>> Start Listed records
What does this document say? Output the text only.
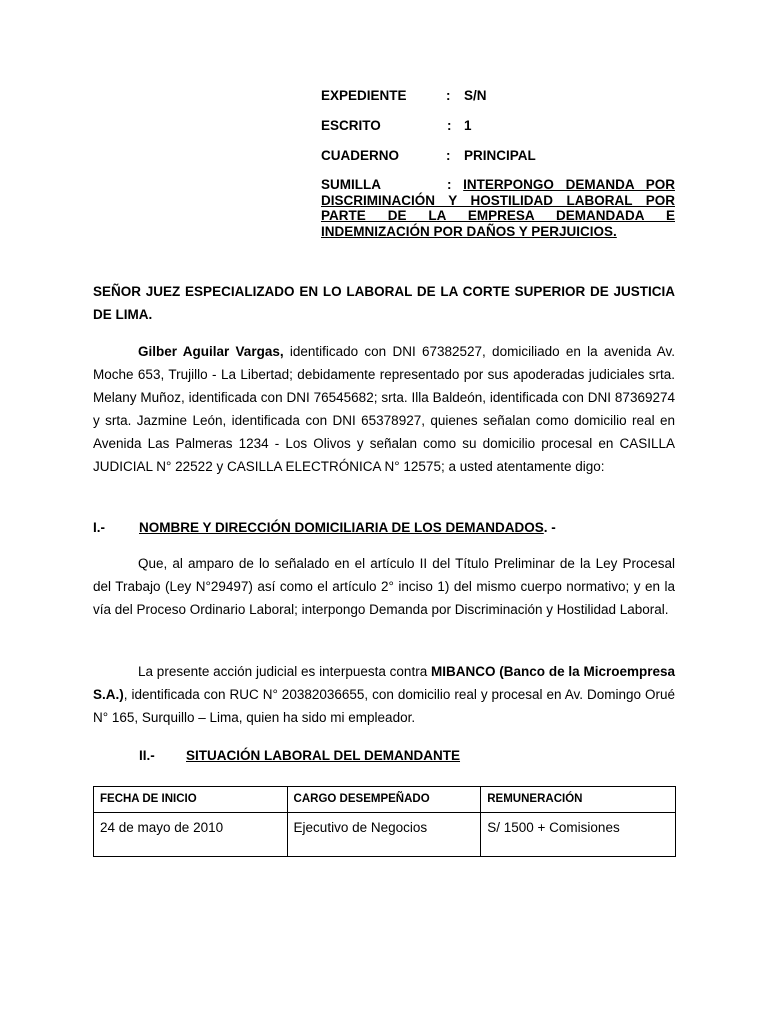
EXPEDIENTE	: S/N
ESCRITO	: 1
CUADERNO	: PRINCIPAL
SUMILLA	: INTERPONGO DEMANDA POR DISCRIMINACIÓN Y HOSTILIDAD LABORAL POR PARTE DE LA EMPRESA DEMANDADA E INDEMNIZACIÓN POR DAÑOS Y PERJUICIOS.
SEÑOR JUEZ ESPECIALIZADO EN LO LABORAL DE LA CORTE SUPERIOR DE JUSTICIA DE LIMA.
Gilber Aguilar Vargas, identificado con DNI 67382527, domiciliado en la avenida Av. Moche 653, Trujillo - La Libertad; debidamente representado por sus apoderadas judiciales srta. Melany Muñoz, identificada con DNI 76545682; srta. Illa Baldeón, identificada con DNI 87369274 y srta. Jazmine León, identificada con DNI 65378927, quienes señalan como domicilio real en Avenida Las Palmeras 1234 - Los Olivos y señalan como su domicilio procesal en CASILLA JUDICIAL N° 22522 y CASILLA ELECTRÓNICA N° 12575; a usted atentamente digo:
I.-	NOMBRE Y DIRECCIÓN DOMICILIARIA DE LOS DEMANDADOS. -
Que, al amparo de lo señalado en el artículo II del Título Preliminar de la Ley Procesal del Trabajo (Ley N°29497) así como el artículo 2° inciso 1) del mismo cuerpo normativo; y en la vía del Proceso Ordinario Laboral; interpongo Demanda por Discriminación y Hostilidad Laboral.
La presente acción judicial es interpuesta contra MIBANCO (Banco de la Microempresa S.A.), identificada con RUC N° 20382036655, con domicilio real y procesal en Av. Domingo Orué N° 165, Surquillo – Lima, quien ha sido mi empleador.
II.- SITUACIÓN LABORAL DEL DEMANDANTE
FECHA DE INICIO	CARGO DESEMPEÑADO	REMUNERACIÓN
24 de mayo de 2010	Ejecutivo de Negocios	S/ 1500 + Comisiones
>> End Listed records
>> Start Listed records
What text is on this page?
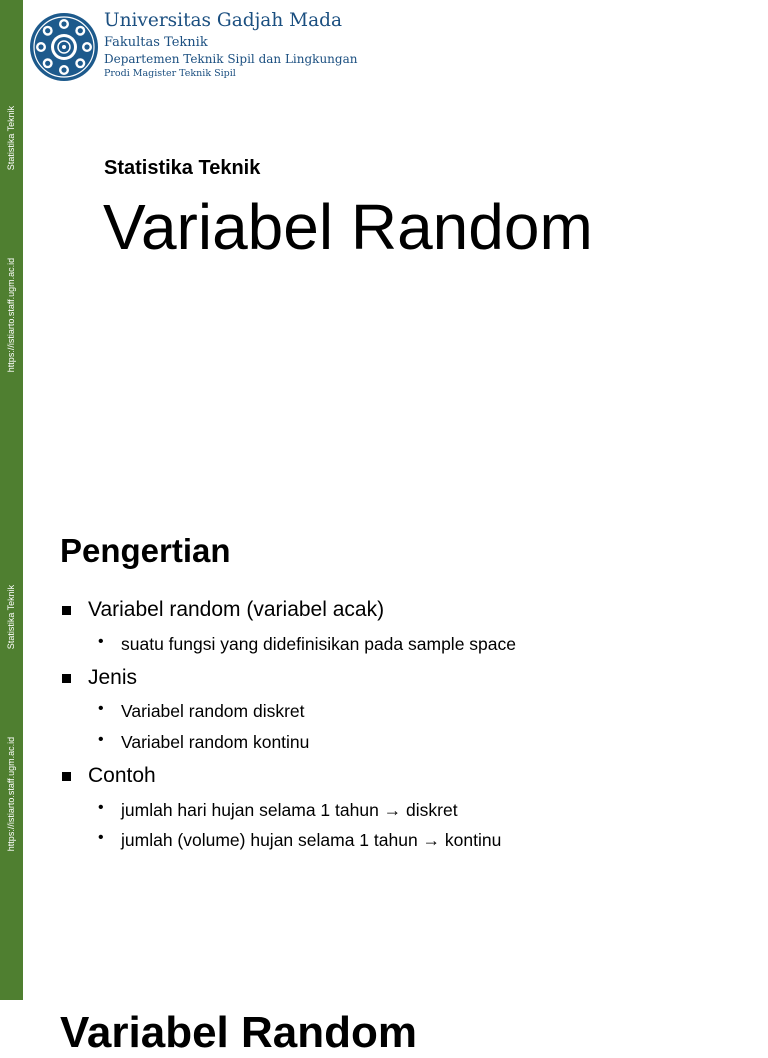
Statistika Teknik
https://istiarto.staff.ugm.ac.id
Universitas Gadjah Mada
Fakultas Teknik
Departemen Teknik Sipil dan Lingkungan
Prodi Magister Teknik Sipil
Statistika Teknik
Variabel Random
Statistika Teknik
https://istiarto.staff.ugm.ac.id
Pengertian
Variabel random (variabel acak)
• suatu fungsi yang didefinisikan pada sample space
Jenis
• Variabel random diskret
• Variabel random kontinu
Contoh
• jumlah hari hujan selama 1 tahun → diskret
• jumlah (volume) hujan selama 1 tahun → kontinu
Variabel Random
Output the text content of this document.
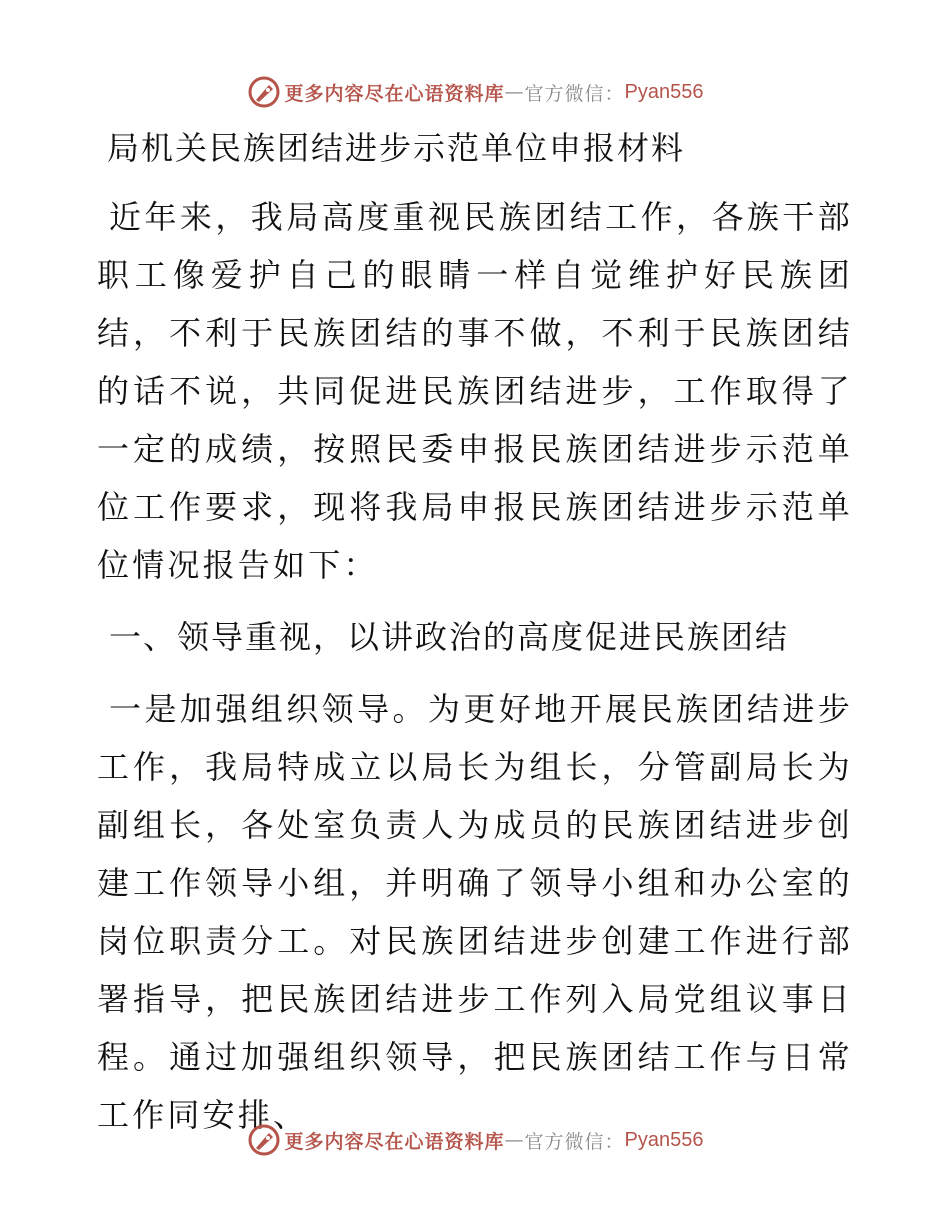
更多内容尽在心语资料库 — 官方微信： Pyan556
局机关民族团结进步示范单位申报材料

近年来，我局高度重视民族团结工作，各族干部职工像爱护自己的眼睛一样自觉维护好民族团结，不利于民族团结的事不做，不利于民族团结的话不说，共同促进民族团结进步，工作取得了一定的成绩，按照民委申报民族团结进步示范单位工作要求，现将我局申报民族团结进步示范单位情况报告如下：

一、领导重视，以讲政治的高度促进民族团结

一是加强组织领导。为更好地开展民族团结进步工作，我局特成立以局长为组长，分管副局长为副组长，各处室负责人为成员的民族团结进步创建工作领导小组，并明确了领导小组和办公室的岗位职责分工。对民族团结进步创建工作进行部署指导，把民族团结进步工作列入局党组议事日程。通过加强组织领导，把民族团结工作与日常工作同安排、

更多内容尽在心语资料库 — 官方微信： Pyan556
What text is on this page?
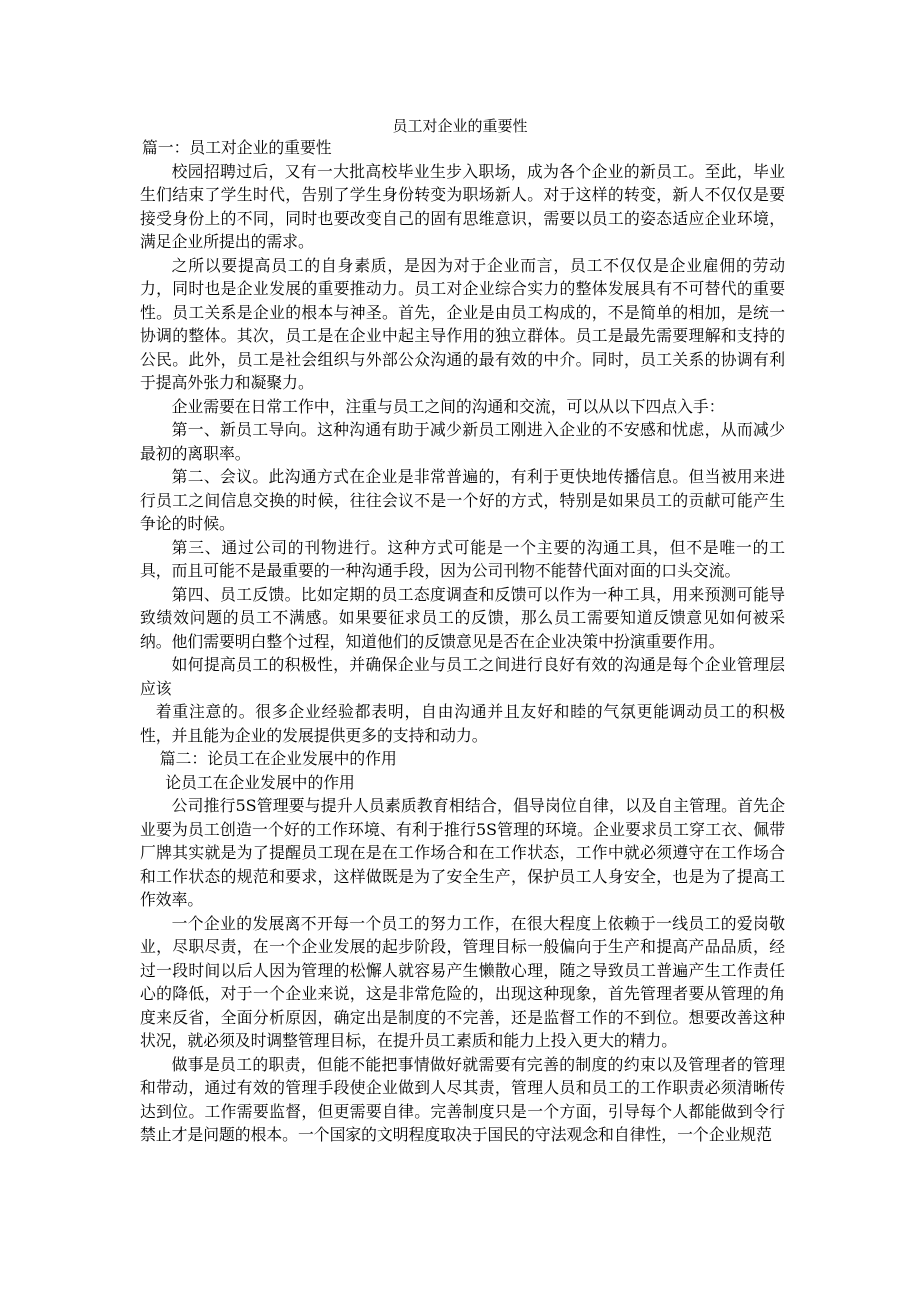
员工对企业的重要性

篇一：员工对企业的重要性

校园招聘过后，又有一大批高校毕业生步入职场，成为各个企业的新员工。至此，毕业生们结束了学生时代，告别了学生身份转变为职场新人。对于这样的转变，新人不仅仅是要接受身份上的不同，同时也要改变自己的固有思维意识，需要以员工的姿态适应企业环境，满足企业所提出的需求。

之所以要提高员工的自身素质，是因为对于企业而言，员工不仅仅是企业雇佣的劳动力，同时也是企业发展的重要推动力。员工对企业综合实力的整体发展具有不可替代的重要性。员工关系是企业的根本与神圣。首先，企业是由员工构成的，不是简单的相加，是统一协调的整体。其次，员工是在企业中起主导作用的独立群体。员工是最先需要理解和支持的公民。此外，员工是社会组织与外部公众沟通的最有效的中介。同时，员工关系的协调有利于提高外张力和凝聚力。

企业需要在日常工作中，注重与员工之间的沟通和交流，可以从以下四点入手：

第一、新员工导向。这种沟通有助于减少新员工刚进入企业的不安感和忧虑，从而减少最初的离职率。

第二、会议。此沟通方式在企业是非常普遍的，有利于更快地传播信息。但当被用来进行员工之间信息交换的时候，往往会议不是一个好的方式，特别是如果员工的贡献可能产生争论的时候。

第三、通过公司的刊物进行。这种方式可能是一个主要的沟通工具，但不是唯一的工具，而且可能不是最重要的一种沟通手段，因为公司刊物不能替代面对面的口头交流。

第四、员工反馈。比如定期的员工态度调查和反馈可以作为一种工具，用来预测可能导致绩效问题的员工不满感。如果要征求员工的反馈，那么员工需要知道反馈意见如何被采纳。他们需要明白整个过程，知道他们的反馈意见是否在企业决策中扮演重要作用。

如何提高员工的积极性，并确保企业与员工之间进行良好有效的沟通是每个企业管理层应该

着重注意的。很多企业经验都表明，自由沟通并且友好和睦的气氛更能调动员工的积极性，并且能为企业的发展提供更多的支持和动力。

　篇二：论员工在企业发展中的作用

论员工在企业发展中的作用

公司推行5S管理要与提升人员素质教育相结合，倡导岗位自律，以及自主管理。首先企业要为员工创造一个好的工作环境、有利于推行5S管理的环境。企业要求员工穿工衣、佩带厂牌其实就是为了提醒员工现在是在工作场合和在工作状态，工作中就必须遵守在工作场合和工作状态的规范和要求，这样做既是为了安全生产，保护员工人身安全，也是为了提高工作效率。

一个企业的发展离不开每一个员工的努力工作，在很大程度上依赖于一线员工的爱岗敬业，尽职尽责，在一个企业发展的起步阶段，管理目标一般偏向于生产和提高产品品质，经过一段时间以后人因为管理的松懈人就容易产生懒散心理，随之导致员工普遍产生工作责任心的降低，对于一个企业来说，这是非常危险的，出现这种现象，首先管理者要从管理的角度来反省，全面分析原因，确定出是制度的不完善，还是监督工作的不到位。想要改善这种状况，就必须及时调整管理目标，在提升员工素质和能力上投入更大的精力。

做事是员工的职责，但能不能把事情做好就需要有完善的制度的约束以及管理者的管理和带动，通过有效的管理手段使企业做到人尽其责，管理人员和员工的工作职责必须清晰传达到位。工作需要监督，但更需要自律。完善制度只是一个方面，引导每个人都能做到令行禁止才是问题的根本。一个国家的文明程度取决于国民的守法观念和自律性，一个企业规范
>> End Listed records
What to do —
Search the listing for the word "diskret" and return each line that holds it.

Result —
• Variabel random diskret
• jumlah hari hujan selama 1 tahun → diskret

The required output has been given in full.